AIM OF THE EXERCISE
Write the records below out in full, character for character, with no pictures.

## START

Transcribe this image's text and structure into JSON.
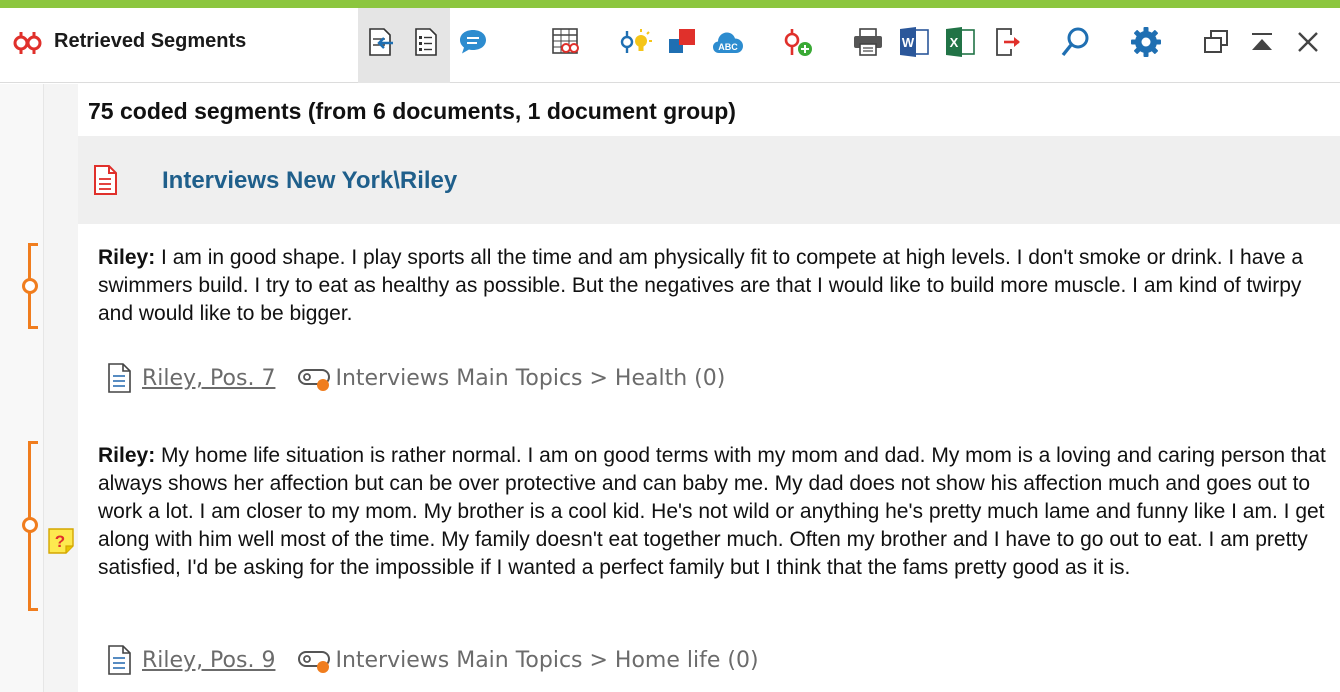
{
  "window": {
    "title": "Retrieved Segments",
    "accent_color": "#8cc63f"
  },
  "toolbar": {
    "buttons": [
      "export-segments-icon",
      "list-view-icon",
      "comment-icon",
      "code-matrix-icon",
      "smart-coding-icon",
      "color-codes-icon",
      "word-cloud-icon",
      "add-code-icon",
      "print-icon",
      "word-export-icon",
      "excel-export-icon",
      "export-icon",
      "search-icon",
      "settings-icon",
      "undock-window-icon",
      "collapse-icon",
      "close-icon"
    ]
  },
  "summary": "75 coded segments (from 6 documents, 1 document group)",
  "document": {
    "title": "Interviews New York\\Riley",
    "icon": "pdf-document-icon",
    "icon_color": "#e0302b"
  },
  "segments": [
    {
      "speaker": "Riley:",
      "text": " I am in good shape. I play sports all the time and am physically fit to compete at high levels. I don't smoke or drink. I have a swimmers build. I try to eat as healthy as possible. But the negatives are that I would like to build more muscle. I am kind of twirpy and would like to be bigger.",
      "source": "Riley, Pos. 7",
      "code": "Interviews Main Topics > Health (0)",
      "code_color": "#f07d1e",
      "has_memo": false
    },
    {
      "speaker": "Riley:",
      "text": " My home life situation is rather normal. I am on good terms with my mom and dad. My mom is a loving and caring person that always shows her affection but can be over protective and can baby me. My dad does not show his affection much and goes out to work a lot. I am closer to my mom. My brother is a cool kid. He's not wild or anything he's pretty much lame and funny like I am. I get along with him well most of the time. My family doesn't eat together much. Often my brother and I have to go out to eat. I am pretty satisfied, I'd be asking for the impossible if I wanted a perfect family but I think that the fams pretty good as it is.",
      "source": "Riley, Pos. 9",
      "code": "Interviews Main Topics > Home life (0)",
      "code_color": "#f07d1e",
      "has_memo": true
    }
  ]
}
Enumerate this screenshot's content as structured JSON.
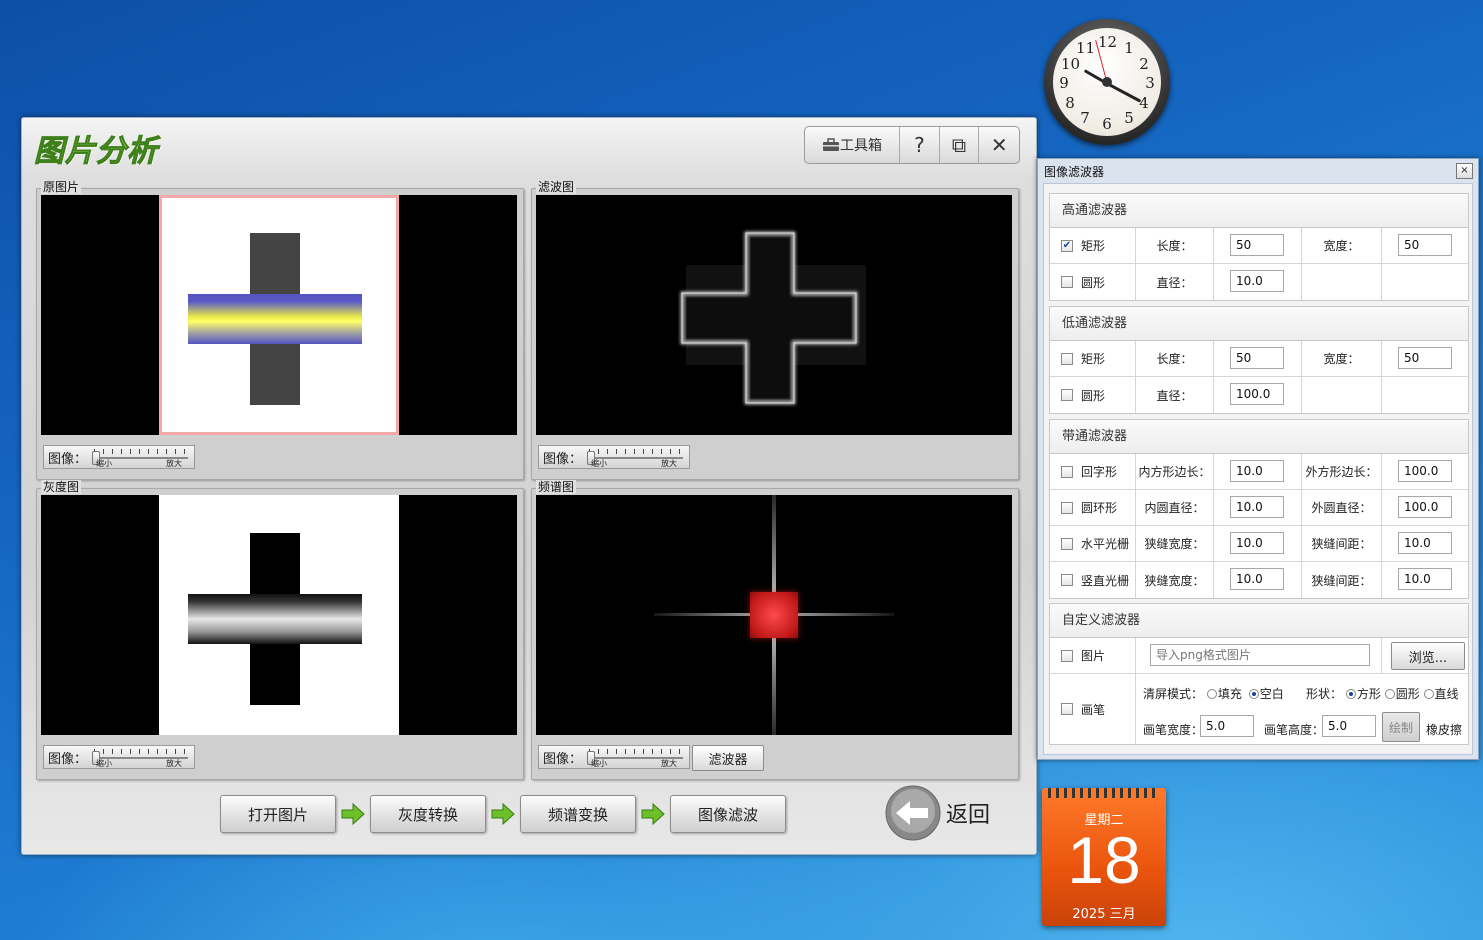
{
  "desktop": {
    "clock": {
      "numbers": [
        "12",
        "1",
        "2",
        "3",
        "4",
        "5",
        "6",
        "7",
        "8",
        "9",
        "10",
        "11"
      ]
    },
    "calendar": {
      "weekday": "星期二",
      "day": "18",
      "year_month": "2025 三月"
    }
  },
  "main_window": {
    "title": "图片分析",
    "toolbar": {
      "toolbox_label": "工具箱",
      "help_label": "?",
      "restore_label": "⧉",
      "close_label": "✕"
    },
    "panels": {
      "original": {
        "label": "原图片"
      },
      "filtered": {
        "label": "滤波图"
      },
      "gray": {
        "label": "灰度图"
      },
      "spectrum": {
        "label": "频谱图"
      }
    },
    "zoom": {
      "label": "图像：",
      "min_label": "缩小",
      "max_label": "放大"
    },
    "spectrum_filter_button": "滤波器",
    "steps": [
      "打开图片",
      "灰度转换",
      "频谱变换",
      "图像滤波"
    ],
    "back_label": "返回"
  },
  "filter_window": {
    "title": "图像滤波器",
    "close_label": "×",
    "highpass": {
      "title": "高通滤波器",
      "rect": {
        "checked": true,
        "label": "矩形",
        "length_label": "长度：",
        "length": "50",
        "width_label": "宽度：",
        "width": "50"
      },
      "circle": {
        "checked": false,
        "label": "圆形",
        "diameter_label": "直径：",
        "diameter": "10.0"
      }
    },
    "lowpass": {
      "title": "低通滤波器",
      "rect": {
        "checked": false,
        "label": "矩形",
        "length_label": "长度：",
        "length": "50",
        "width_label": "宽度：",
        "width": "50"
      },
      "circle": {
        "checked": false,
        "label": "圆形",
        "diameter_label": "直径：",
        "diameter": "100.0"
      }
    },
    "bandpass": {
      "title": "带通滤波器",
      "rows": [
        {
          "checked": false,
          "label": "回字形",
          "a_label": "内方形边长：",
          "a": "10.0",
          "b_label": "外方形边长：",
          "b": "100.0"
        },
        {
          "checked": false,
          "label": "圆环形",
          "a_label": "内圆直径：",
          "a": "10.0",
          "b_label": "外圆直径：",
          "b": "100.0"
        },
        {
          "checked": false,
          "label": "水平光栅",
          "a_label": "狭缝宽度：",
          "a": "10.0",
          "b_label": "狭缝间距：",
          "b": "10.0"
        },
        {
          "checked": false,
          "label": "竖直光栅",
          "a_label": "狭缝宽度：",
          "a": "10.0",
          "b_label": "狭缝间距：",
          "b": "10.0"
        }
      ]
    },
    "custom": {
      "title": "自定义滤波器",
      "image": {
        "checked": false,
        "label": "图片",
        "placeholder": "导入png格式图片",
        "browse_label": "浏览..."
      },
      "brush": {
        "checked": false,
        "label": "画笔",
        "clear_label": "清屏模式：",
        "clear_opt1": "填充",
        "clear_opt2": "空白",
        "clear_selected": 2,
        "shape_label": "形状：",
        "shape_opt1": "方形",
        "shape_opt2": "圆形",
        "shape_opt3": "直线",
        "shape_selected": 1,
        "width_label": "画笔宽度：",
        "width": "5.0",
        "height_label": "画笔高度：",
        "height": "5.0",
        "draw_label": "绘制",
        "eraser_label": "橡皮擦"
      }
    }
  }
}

## END

FULL SOLUTION
Transcribe this image's text and structure into JSON.
{
  "window": {
    "title": "Retrieved Segments",
    "accent_color": "#8cc63f"
  },
  "toolbar": {
    "buttons": [
      "export-segments-icon",
      "list-view-icon",
      "comment-icon",
      "code-matrix-icon",
      "smart-coding-icon",
      "color-codes-icon",
      "word-cloud-icon",
      "add-code-icon",
      "print-icon",
      "word-export-icon",
      "excel-export-icon",
      "export-icon",
      "search-icon",
      "settings-icon",
      "undock-window-icon",
      "collapse-icon",
      "close-icon"
    ]
  },
  "summary": "75 coded segments (from 6 documents, 1 document group)",
  "document": {
    "title": "Interviews New York\\Riley",
    "icon": "pdf-document-icon",
    "icon_color": "#e0302b"
  },
  "segments": [
    {
      "speaker": "Riley:",
      "text": " I am in good shape. I play sports all the time and am physically fit to compete at high levels. I don't smoke or drink. I have a swimmers build. I try to eat as healthy as possible. But the negatives are that I would like to build more muscle. I am kind of twirpy and would like to be bigger.",
      "source": "Riley, Pos. 7",
      "code": "Interviews Main Topics > Health (0)",
      "code_color": "#f07d1e",
      "has_memo": false
    },
    {
      "speaker": "Riley:",
      "text": " My home life situation is rather normal. I am on good terms with my mom and dad. My mom is a loving and caring person that always shows her affection but can be over protective and can baby me. My dad does not show his affection much and goes out to work a lot. I am closer to my mom. My brother is a cool kid. He's not wild or anything he's pretty much lame and funny like I am. I get along with him well most of the time. My family doesn't eat together much. Often my brother and I have to go out to eat. I am pretty satisfied, I'd be asking for the impossible if I wanted a perfect family but I think that the fams pretty good as it is.",
      "source": "Riley, Pos. 9",
      "code": "Interviews Main Topics > Home life (0)",
      "code_color": "#f07d1e",
      "has_memo": true
    }
  ]
}
Enumerate this screenshot's content as structured JSON.
{
  "desktop": {
    "clock": {
      "numbers": [
        "12",
        "1",
        "2",
        "3",
        "4",
        "5",
        "6",
        "7",
        "8",
        "9",
        "10",
        "11"
      ]
    },
    "calendar": {
      "weekday": "星期二",
      "day": "18",
      "year_month": "2025 三月"
    }
  },
  "main_window": {
    "title": "图片分析",
    "toolbar": {
      "toolbox_label": "工具箱",
      "help_label": "?",
      "restore_label": "⧉",
      "close_label": "✕"
    },
    "panels": {
      "original": {
        "label": "原图片"
      },
      "filtered": {
        "label": "滤波图"
      },
      "gray": {
        "label": "灰度图"
      },
      "spectrum": {
        "label": "频谱图"
      }
    },
    "zoom": {
      "label": "图像：",
      "min_label": "缩小",
      "max_label": "放大"
    },
    "spectrum_filter_button": "滤波器",
    "steps": [
      "打开图片",
      "灰度转换",
      "频谱变换",
      "图像滤波"
    ],
    "back_label": "返回"
  },
  "filter_window": {
    "title": "图像滤波器",
    "close_label": "×",
    "highpass": {
      "title": "高通滤波器",
      "rect": {
        "checked": true,
        "label": "矩形",
        "length_label": "长度：",
        "length": "50",
        "width_label": "宽度：",
        "width": "50"
      },
      "circle": {
        "checked": false,
        "label": "圆形",
        "diameter_label": "直径：",
        "diameter": "10.0"
      }
    },
    "lowpass": {
      "title": "低通滤波器",
      "rect": {
        "checked": false,
        "label": "矩形",
        "length_label": "长度：",
        "length": "50",
        "width_label": "宽度：",
        "width": "50"
      },
      "circle": {
        "checked": false,
        "label": "圆形",
        "diameter_label": "直径：",
        "diameter": "100.0"
      }
    },
    "bandpass": {
      "title": "带通滤波器",
      "rows": [
        {
          "checked": false,
          "label": "回字形",
          "a_label": "内方形边长：",
          "a": "10.0",
          "b_label": "外方形边长：",
          "b": "100.0"
        },
        {
          "checked": false,
          "label": "圆环形",
          "a_label": "内圆直径：",
          "a": "10.0",
          "b_label": "外圆直径：",
          "b": "100.0"
        },
        {
          "checked": false,
          "label": "水平光栅",
          "a_label": "狭缝宽度：",
          "a": "10.0",
          "b_label": "狭缝间距：",
          "b": "10.0"
        },
        {
          "checked": false,
          "label": "竖直光栅",
          "a_label": "狭缝宽度：",
          "a": "10.0",
          "b_label": "狭缝间距：",
          "b": "10.0"
        }
      ]
    },
    "custom": {
      "title": "自定义滤波器",
      "image": {
        "checked": false,
        "label": "图片",
        "placeholder": "导入png格式图片",
        "browse_label": "浏览..."
      },
      "brush": {
        "checked": false,
        "label": "画笔",
        "clear_label": "清屏模式：",
        "clear_opt1": "填充",
        "clear_opt2": "空白",
        "clear_selected": 2,
        "shape_label": "形状：",
        "shape_opt1": "方形",
        "shape_opt2": "圆形",
        "shape_opt3": "直线",
        "shape_selected": 1,
        "width_label": "画笔宽度：",
        "width": "5.0",
        "height_label": "画笔高度：",
        "height": "5.0",
        "draw_label": "绘制",
        "eraser_label": "橡皮擦"
      }
    }
  }
}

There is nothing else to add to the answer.